== Material for the task ==

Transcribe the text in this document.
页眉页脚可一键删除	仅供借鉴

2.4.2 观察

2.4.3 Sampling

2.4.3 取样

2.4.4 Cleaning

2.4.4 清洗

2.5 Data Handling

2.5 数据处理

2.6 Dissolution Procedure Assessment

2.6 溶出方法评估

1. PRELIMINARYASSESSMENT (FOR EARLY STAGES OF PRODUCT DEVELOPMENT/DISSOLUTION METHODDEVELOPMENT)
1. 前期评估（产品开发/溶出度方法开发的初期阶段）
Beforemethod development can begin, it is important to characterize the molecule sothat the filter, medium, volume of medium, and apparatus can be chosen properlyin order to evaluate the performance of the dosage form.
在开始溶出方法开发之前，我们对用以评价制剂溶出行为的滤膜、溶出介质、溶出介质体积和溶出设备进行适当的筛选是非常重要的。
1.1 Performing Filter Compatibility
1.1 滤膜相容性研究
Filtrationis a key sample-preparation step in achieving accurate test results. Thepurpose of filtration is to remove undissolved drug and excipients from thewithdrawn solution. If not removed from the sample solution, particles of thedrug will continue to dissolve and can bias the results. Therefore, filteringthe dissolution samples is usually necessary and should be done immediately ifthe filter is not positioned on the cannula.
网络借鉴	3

===

### Written problem
Exactly reproduce all of the entries.

### Task result
Transcribe the text in this document.
页眉页脚可一键删除	仅供借鉴

2.4.2 观察

2.4.3 Sampling

2.4.3 取样

2.4.4 Cleaning

2.4.4 清洗

2.5 Data Handling

2.5 数据处理

2.6 Dissolution Procedure Assessment

2.6 溶出方法评估

1. PRELIMINARYASSESSMENT (FOR EARLY STAGES OF PRODUCT DEVELOPMENT/DISSOLUTION METHODDEVELOPMENT)
1. 前期评估（产品开发/溶出度方法开发的初期阶段）
Beforemethod development can begin, it is important to characterize the molecule sothat the filter, medium, volume of medium, and apparatus can be chosen properlyin order to evaluate the performance of the dosage form.
在开始溶出方法开发之前，我们对用以评价制剂溶出行为的滤膜、溶出介质、溶出介质体积和溶出设备进行适当的筛选是非常重要的。
1.1 Performing Filter Compatibility
1.1 滤膜相容性研究
Filtrationis a key sample-preparation step in achieving accurate test results. Thepurpose of filtration is to remove undissolved drug and excipients from thewithdrawn solution. If not removed from the sample solution, particles of thedrug will continue to dissolve and can bias the results. Therefore, filteringthe dissolution samples is usually necessary and should be done immediately ifthe filter is not positioned on the cannula.
网络借鉴	3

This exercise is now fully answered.